MATERIAL FOR THE TASK start

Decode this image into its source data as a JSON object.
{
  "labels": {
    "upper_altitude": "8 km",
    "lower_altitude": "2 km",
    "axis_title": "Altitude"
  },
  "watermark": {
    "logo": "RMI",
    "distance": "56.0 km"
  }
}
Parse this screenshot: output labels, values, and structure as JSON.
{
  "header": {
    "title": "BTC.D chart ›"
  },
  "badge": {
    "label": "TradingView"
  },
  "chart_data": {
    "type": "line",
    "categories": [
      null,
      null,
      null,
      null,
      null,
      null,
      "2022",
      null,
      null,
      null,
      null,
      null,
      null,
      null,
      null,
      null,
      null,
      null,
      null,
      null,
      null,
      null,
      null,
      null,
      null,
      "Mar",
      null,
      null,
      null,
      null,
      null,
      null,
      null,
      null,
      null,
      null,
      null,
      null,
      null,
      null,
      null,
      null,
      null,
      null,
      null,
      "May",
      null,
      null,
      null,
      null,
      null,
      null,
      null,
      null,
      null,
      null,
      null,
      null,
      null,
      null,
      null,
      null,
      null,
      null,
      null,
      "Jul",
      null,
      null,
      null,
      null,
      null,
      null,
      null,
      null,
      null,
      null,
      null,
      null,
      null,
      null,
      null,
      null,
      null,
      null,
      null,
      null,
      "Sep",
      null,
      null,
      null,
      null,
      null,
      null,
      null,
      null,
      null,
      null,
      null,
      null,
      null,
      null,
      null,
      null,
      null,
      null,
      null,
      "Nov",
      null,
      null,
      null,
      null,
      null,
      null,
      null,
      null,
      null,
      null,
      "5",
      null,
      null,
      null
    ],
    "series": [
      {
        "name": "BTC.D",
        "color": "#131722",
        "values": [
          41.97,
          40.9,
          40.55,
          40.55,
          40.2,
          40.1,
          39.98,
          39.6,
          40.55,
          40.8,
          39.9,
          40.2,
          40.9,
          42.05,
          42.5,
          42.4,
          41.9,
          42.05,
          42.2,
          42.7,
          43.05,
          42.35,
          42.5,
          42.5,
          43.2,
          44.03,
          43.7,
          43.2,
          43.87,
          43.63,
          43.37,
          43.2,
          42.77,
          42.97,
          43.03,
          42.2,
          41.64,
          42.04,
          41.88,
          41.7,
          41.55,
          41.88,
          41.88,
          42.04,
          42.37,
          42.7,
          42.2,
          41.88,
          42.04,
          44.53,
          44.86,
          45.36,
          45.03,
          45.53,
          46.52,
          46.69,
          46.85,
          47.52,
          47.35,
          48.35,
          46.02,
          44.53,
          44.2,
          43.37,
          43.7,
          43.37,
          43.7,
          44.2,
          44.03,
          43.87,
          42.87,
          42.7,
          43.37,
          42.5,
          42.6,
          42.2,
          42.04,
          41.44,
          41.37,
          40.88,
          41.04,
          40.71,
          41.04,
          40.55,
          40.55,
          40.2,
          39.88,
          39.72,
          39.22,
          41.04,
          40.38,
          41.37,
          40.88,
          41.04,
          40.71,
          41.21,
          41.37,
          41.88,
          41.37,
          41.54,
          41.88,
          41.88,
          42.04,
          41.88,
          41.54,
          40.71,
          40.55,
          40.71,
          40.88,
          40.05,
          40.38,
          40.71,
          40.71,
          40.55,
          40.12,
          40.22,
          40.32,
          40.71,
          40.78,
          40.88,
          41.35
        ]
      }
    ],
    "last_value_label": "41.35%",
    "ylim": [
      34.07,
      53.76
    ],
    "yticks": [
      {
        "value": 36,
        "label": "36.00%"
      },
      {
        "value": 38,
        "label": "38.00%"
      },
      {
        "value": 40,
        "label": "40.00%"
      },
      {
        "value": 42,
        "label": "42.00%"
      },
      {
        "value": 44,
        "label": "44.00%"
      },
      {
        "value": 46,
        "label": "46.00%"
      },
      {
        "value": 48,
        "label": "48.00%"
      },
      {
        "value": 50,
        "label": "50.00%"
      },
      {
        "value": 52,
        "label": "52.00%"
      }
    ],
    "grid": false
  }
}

MATERIAL FOR THE TASK end

== YOUR OBJECTIVE ==
Extract all the material, leaving every line as it is.

== CORRECT OUTPUT ==
Decode this image into its source data as a JSON object.
{
  "labels": {
    "upper_altitude": "8 km",
    "lower_altitude": "2 km",
    "axis_title": "Altitude"
  },
  "watermark": {
    "logo": "RMI",
    "distance": "56.0 km"
  }
}
Parse this screenshot: output labels, values, and structure as JSON.
{
  "header": {
    "title": "BTC.D chart ›"
  },
  "badge": {
    "label": "TradingView"
  },
  "chart_data": {
    "type": "line",
    "categories": [
      null,
      null,
      null,
      null,
      null,
      null,
      "2022",
      null,
      null,
      null,
      null,
      null,
      null,
      null,
      null,
      null,
      null,
      null,
      null,
      null,
      null,
      null,
      null,
      null,
      null,
      "Mar",
      null,
      null,
      null,
      null,
      null,
      null,
      null,
      null,
      null,
      null,
      null,
      null,
      null,
      null,
      null,
      null,
      null,
      null,
      null,
      "May",
      null,
      null,
      null,
      null,
      null,
      null,
      null,
      null,
      null,
      null,
      null,
      null,
      null,
      null,
      null,
      null,
      null,
      null,
      null,
      "Jul",
      null,
      null,
      null,
      null,
      null,
      null,
      null,
      null,
      null,
      null,
      null,
      null,
      null,
      null,
      null,
      null,
      null,
      null,
      null,
      null,
      "Sep",
      null,
      null,
      null,
      null,
      null,
      null,
      null,
      null,
      null,
      null,
      null,
      null,
      null,
      null,
      null,
      null,
      null,
      null,
      null,
      "Nov",
      null,
      null,
      null,
      null,
      null,
      null,
      null,
      null,
      null,
      null,
      "5",
      null,
      null,
      null
    ],
    "series": [
      {
        "name": "BTC.D",
        "color": "#131722",
        "values": [
          41.97,
          40.9,
          40.55,
          40.55,
          40.2,
          40.1,
          39.98,
          39.6,
          40.55,
          40.8,
          39.9,
          40.2,
          40.9,
          42.05,
          42.5,
          42.4,
          41.9,
          42.05,
          42.2,
          42.7,
          43.05,
          42.35,
          42.5,
          42.5,
          43.2,
          44.03,
          43.7,
          43.2,
          43.87,
          43.63,
          43.37,
          43.2,
          42.77,
          42.97,
          43.03,
          42.2,
          41.64,
          42.04,
          41.88,
          41.7,
          41.55,
          41.88,
          41.88,
          42.04,
          42.37,
          42.7,
          42.2,
          41.88,
          42.04,
          44.53,
          44.86,
          45.36,
          45.03,
          45.53,
          46.52,
          46.69,
          46.85,
          47.52,
          47.35,
          48.35,
          46.02,
          44.53,
          44.2,
          43.37,
          43.7,
          43.37,
          43.7,
          44.2,
          44.03,
          43.87,
          42.87,
          42.7,
          43.37,
          42.5,
          42.6,
          42.2,
          42.04,
          41.44,
          41.37,
          40.88,
          41.04,
          40.71,
          41.04,
          40.55,
          40.55,
          40.2,
          39.88,
          39.72,
          39.22,
          41.04,
          40.38,
          41.37,
          40.88,
          41.04,
          40.71,
          41.21,
          41.37,
          41.88,
          41.37,
          41.54,
          41.88,
          41.88,
          42.04,
          41.88,
          41.54,
          40.71,
          40.55,
          40.71,
          40.88,
          40.05,
          40.38,
          40.71,
          40.71,
          40.55,
          40.12,
          40.22,
          40.32,
          40.71,
          40.78,
          40.88,
          41.35
        ]
      }
    ],
    "last_value_label": "41.35%",
    "ylim": [
      34.07,
      53.76
    ],
    "yticks": [
      {
        "value": 36,
        "label": "36.00%"
      },
      {
        "value": 38,
        "label": "38.00%"
      },
      {
        "value": 40,
        "label": "40.00%"
      },
      {
        "value": 42,
        "label": "42.00%"
      },
      {
        "value": 44,
        "label": "44.00%"
      },
      {
        "value": 46,
        "label": "46.00%"
      },
      {
        "value": 48,
        "label": "48.00%"
      },
      {
        "value": 50,
        "label": "50.00%"
      },
      {
        "value": 52,
        "label": "52.00%"
      }
    ],
    "grid": false
  }
}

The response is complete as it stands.